## [STATED EXERCISE]
Write the material out again exactly.

(Dataset items)
╔══
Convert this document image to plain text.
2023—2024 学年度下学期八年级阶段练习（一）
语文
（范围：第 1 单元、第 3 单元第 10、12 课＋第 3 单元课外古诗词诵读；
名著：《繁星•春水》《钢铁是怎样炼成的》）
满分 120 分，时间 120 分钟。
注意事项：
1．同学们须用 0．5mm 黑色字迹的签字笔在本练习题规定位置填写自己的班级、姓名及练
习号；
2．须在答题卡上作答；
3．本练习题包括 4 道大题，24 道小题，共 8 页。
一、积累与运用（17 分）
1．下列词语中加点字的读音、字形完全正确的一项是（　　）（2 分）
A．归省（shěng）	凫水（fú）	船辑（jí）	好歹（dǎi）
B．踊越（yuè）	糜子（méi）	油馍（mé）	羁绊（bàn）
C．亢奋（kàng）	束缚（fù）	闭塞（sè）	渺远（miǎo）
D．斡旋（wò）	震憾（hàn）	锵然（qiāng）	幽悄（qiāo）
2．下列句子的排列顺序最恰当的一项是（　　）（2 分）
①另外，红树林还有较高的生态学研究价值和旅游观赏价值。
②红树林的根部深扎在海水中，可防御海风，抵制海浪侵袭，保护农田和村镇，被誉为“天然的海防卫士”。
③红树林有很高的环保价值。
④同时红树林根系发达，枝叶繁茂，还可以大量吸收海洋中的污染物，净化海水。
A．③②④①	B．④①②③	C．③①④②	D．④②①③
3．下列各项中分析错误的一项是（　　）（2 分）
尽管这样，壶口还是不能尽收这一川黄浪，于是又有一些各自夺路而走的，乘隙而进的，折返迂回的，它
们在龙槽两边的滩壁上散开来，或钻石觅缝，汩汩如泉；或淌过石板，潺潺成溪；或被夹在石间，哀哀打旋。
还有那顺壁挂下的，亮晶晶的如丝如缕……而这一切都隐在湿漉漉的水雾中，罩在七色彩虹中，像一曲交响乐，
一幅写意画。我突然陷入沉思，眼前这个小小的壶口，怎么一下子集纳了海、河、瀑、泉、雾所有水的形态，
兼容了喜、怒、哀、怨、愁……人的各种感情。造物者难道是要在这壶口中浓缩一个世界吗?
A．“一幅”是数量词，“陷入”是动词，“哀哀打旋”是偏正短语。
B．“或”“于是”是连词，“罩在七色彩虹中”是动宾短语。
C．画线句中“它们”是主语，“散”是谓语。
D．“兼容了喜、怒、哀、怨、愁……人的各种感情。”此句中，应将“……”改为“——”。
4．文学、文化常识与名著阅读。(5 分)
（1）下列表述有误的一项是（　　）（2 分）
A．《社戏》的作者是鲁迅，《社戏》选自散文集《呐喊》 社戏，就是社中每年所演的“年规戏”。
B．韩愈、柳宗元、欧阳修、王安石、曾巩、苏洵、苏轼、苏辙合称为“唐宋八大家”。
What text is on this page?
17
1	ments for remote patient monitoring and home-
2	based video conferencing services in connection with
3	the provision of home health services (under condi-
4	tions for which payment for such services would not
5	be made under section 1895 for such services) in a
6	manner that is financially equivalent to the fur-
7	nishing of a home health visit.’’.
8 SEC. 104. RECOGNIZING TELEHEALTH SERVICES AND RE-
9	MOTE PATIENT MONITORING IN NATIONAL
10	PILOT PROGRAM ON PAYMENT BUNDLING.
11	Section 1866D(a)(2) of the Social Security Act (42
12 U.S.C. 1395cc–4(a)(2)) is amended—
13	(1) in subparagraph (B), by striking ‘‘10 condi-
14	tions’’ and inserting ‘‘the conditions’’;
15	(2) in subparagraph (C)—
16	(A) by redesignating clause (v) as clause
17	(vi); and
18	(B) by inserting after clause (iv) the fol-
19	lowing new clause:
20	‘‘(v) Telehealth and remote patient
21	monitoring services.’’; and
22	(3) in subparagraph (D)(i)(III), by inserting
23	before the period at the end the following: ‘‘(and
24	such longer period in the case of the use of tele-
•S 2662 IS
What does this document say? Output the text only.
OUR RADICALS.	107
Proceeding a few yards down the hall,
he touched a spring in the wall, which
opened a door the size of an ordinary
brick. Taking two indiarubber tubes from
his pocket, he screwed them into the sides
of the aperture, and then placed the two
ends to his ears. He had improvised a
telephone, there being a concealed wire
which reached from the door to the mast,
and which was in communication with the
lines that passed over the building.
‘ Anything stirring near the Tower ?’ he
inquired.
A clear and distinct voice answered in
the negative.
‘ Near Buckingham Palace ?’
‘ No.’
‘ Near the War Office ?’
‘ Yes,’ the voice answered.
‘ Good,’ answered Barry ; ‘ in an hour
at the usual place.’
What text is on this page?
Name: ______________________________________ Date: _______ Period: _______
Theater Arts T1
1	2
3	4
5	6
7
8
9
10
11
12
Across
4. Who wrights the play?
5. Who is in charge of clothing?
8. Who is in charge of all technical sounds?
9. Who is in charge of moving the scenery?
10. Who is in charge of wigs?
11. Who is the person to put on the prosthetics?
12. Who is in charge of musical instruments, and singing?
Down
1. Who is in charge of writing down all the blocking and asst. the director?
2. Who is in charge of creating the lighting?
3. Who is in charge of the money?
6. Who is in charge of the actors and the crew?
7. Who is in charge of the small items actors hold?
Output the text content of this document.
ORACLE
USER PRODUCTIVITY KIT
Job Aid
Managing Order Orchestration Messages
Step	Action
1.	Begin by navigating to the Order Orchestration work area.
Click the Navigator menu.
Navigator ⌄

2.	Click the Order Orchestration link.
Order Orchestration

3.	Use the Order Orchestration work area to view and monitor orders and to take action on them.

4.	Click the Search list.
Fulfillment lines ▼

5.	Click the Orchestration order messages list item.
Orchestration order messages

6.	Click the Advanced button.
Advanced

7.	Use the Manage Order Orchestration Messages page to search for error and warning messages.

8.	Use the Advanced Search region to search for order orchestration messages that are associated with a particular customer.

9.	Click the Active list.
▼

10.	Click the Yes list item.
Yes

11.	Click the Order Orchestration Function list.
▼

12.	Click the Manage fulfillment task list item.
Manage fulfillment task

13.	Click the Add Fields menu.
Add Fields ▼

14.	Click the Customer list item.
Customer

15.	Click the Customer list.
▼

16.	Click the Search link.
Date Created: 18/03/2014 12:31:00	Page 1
╚══
## [EXERCISE OUTPUT]
Convert this document image to plain text.
2023—2024 学年度下学期八年级阶段练习（一）
语文
（范围：第 1 单元、第 3 单元第 10、12 课＋第 3 单元课外古诗词诵读；
名著：《繁星•春水》《钢铁是怎样炼成的》）
满分 120 分，时间 120 分钟。
注意事项：
1．同学们须用 0．5mm 黑色字迹的签字笔在本练习题规定位置填写自己的班级、姓名及练
习号；
2．须在答题卡上作答；
3．本练习题包括 4 道大题，24 道小题，共 8 页。
一、积累与运用（17 分）
1．下列词语中加点字的读音、字形完全正确的一项是（　　）（2 分）
A．归省（shěng）	凫水（fú）	船辑（jí）	好歹（dǎi）
B．踊越（yuè）	糜子（méi）	油馍（mé）	羁绊（bàn）
C．亢奋（kàng）	束缚（fù）	闭塞（sè）	渺远（miǎo）
D．斡旋（wò）	震憾（hàn）	锵然（qiāng）	幽悄（qiāo）
2．下列句子的排列顺序最恰当的一项是（　　）（2 分）
①另外，红树林还有较高的生态学研究价值和旅游观赏价值。
②红树林的根部深扎在海水中，可防御海风，抵制海浪侵袭，保护农田和村镇，被誉为“天然的海防卫士”。
③红树林有很高的环保价值。
④同时红树林根系发达，枝叶繁茂，还可以大量吸收海洋中的污染物，净化海水。
A．③②④①	B．④①②③	C．③①④②	D．④②①③
3．下列各项中分析错误的一项是（　　）（2 分）
尽管这样，壶口还是不能尽收这一川黄浪，于是又有一些各自夺路而走的，乘隙而进的，折返迂回的，它
们在龙槽两边的滩壁上散开来，或钻石觅缝，汩汩如泉；或淌过石板，潺潺成溪；或被夹在石间，哀哀打旋。
还有那顺壁挂下的，亮晶晶的如丝如缕……而这一切都隐在湿漉漉的水雾中，罩在七色彩虹中，像一曲交响乐，
一幅写意画。我突然陷入沉思，眼前这个小小的壶口，怎么一下子集纳了海、河、瀑、泉、雾所有水的形态，
兼容了喜、怒、哀、怨、愁……人的各种感情。造物者难道是要在这壶口中浓缩一个世界吗?
A．“一幅”是数量词，“陷入”是动词，“哀哀打旋”是偏正短语。
B．“或”“于是”是连词，“罩在七色彩虹中”是动宾短语。
C．画线句中“它们”是主语，“散”是谓语。
D．“兼容了喜、怒、哀、怨、愁……人的各种感情。”此句中，应将“……”改为“——”。
4．文学、文化常识与名著阅读。(5 分)
（1）下列表述有误的一项是（　　）（2 分）
A．《社戏》的作者是鲁迅，《社戏》选自散文集《呐喊》 社戏，就是社中每年所演的“年规戏”。
B．韩愈、柳宗元、欧阳修、王安石、曾巩、苏洵、苏轼、苏辙合称为“唐宋八大家”。
What text is on this page?
17
1	ments for remote patient monitoring and home-
2	based video conferencing services in connection with
3	the provision of home health services (under condi-
4	tions for which payment for such services would not
5	be made under section 1895 for such services) in a
6	manner that is financially equivalent to the fur-
7	nishing of a home health visit.’’.
8 SEC. 104. RECOGNIZING TELEHEALTH SERVICES AND RE-
9	MOTE PATIENT MONITORING IN NATIONAL
10	PILOT PROGRAM ON PAYMENT BUNDLING.
11	Section 1866D(a)(2) of the Social Security Act (42
12 U.S.C. 1395cc–4(a)(2)) is amended—
13	(1) in subparagraph (B), by striking ‘‘10 condi-
14	tions’’ and inserting ‘‘the conditions’’;
15	(2) in subparagraph (C)—
16	(A) by redesignating clause (v) as clause
17	(vi); and
18	(B) by inserting after clause (iv) the fol-
19	lowing new clause:
20	‘‘(v) Telehealth and remote patient
21	monitoring services.’’; and
22	(3) in subparagraph (D)(i)(III), by inserting
23	before the period at the end the following: ‘‘(and
24	such longer period in the case of the use of tele-
•S 2662 IS
What does this document say? Output the text only.
OUR RADICALS.	107
Proceeding a few yards down the hall,
he touched a spring in the wall, which
opened a door the size of an ordinary
brick. Taking two indiarubber tubes from
his pocket, he screwed them into the sides
of the aperture, and then placed the two
ends to his ears. He had improvised a
telephone, there being a concealed wire
which reached from the door to the mast,
and which was in communication with the
lines that passed over the building.
‘ Anything stirring near the Tower ?’ he
inquired.
A clear and distinct voice answered in
the negative.
‘ Near Buckingham Palace ?’
‘ No.’
‘ Near the War Office ?’
‘ Yes,’ the voice answered.
‘ Good,’ answered Barry ; ‘ in an hour
at the usual place.’
What text is on this page?
Name: ______________________________________ Date: _______ Period: _______
Theater Arts T1
1	2
3	4
5	6
7
8
9
10
11
12
Across
4. Who wrights the play?
5. Who is in charge of clothing?
8. Who is in charge of all technical sounds?
9. Who is in charge of moving the scenery?
10. Who is in charge of wigs?
11. Who is the person to put on the prosthetics?
12. Who is in charge of musical instruments, and singing?
Down
1. Who is in charge of writing down all the blocking and asst. the director?
2. Who is in charge of creating the lighting?
3. Who is in charge of the money?
6. Who is in charge of the actors and the crew?
7. Who is in charge of the small items actors hold?
Output the text content of this document.
ORACLE
USER PRODUCTIVITY KIT
Job Aid
Managing Order Orchestration Messages
Step	Action
1.	Begin by navigating to the Order Orchestration work area.
Click the Navigator menu.
Navigator ⌄

2.	Click the Order Orchestration link.
Order Orchestration

3.	Use the Order Orchestration work area to view and monitor orders and to take action on them.

4.	Click the Search list.
Fulfillment lines ▼

5.	Click the Orchestration order messages list item.
Orchestration order messages

6.	Click the Advanced button.
Advanced

7.	Use the Manage Order Orchestration Messages page to search for error and warning messages.

8.	Use the Advanced Search region to search for order orchestration messages that are associated with a particular customer.

9.	Click the Active list.
▼

10.	Click the Yes list item.
Yes

11.	Click the Order Orchestration Function list.
▼

12.	Click the Manage fulfillment task list item.
Manage fulfillment task

13.	Click the Add Fields menu.
Add Fields ▼

14.	Click the Customer list item.
Customer

15.	Click the Customer list.
▼

16.	Click the Search link.
Date Created: 18/03/2014 12:31:00	Page 1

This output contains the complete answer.